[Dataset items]
________________

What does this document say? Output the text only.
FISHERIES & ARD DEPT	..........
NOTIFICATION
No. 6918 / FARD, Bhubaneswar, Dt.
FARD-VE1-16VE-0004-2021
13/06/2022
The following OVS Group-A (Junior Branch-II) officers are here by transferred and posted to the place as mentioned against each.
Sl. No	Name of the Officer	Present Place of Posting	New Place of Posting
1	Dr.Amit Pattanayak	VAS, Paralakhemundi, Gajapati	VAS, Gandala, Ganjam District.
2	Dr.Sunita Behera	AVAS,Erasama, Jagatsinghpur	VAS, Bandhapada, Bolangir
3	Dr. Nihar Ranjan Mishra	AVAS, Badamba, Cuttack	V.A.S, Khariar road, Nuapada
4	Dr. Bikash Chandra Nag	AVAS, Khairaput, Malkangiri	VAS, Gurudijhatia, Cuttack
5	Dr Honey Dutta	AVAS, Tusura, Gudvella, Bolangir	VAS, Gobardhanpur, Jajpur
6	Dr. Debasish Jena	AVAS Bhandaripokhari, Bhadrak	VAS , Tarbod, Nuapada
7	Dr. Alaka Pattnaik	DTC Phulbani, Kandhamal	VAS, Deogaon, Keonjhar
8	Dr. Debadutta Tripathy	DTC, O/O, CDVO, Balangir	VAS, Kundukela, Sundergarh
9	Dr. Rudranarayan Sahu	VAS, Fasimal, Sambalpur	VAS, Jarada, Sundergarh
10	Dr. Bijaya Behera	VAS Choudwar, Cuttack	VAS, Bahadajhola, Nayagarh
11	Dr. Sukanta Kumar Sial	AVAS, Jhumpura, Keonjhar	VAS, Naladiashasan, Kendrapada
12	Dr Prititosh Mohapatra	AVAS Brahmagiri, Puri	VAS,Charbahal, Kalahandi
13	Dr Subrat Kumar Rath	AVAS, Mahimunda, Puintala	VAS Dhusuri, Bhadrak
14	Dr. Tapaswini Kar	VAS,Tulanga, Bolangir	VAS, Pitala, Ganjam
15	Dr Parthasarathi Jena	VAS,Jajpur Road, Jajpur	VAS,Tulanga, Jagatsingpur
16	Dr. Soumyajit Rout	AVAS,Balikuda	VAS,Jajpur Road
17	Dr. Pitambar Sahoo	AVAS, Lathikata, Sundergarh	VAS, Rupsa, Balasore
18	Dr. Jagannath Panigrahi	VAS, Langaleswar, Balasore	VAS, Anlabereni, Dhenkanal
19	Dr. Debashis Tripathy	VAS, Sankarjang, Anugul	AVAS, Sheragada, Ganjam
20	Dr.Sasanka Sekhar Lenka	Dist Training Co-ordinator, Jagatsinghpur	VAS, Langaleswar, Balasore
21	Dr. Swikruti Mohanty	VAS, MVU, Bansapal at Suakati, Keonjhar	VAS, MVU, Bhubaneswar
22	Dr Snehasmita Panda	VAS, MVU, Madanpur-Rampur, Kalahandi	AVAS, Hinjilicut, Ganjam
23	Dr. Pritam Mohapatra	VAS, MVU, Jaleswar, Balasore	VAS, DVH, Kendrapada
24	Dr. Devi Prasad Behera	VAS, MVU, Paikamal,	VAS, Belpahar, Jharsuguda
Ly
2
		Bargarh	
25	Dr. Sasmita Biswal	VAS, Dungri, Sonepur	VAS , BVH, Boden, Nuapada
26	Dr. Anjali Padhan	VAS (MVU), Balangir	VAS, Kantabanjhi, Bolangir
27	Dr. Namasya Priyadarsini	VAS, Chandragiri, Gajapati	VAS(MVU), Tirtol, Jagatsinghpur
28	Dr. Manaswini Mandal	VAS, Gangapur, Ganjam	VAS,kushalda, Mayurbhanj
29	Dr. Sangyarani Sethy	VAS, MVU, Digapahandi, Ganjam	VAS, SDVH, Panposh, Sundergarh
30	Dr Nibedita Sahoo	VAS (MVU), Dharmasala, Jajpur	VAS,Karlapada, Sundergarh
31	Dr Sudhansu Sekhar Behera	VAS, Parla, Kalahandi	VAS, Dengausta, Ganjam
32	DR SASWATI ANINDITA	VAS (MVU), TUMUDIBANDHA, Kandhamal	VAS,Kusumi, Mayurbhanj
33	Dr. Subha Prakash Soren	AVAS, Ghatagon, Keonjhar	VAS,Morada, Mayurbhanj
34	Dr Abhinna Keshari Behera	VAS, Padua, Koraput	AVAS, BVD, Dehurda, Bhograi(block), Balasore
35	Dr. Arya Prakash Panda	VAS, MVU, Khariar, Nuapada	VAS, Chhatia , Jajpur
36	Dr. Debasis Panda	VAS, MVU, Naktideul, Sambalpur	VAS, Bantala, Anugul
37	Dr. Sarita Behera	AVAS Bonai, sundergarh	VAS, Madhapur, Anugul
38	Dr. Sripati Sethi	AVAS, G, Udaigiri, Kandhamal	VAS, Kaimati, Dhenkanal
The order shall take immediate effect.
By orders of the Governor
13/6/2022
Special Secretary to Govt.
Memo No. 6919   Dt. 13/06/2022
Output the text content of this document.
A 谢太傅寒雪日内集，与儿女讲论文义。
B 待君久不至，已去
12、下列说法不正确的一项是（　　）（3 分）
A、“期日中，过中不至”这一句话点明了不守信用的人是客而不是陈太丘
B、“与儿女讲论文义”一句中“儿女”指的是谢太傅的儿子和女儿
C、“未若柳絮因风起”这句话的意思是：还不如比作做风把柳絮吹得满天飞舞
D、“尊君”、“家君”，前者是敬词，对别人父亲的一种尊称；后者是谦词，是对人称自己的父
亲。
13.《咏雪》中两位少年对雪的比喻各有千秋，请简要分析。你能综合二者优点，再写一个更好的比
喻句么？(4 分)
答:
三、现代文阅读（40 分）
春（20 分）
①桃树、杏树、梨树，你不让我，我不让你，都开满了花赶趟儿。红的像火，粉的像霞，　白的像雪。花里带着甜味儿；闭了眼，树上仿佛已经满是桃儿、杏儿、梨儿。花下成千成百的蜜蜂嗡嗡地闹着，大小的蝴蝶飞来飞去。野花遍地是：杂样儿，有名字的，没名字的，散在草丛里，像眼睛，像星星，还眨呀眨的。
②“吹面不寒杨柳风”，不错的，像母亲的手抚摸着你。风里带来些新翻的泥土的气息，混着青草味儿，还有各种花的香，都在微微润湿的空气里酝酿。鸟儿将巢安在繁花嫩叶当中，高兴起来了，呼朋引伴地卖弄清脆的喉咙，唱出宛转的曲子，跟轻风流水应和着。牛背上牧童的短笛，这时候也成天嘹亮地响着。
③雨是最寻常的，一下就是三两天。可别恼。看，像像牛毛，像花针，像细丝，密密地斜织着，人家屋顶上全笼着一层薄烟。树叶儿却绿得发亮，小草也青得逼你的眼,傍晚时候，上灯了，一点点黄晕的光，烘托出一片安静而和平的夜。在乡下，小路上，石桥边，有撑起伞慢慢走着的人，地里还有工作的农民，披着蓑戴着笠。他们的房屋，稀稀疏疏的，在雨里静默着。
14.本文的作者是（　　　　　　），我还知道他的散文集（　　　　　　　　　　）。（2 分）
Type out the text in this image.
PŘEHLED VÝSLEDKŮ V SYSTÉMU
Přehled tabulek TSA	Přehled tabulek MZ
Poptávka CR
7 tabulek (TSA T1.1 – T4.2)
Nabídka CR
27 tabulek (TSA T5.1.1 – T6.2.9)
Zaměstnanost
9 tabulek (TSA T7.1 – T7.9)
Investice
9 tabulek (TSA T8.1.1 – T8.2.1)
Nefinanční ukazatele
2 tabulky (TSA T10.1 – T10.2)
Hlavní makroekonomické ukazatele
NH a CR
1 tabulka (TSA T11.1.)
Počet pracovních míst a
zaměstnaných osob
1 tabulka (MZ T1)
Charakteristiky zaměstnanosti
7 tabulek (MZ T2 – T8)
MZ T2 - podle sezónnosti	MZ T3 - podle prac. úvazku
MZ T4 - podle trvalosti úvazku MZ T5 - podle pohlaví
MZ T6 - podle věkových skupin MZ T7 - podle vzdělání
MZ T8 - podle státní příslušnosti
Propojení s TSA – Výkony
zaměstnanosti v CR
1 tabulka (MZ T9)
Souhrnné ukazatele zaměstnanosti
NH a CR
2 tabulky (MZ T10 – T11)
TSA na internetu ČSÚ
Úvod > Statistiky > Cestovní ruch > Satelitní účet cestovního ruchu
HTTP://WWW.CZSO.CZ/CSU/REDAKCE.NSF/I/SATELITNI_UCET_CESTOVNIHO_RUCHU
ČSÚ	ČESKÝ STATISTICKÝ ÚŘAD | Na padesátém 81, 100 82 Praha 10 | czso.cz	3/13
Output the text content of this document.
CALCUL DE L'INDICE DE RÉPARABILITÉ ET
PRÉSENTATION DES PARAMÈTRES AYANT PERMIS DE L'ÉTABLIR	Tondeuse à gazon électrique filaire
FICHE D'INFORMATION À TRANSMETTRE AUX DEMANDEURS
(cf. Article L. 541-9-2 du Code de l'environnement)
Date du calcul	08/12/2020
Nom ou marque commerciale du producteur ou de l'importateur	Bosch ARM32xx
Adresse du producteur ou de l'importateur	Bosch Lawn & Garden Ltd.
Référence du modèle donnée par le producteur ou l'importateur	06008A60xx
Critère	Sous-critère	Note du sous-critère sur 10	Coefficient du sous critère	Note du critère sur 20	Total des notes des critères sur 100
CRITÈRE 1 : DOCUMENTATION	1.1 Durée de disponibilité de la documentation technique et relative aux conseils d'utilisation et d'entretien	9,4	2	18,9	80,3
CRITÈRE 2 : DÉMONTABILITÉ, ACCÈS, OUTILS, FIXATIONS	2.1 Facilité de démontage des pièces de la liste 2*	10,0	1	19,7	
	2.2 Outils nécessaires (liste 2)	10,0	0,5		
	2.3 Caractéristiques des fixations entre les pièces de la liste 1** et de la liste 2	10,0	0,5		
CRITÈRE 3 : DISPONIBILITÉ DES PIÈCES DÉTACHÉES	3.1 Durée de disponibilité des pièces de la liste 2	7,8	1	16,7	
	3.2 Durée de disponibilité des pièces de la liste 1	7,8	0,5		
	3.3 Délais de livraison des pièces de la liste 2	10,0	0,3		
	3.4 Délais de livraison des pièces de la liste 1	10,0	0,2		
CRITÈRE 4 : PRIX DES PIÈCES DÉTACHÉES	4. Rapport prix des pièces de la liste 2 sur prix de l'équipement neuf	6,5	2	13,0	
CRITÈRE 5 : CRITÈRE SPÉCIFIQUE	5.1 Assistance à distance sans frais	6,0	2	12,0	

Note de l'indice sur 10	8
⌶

________________

[Work to complete] Filter the data for the string "Nuapada" and copy every line that has it.

[Answer to the problem]
3	Dr. Nihar Ranjan Mishra	AVAS, Badamba, Cuttack	V.A.S, Khariar road, Nuapada
6	Dr. Debasish Jena	AVAS Bhandaripokhari, Bhadrak	VAS , Tarbod, Nuapada
25	Dr. Sasmita Biswal	VAS, Dungri, Sonepur	VAS , BVH, Boden, Nuapada
35	Dr. Arya Prakash Panda	VAS, MVU, Khariar, Nuapada	VAS, Chhatia , Jajpur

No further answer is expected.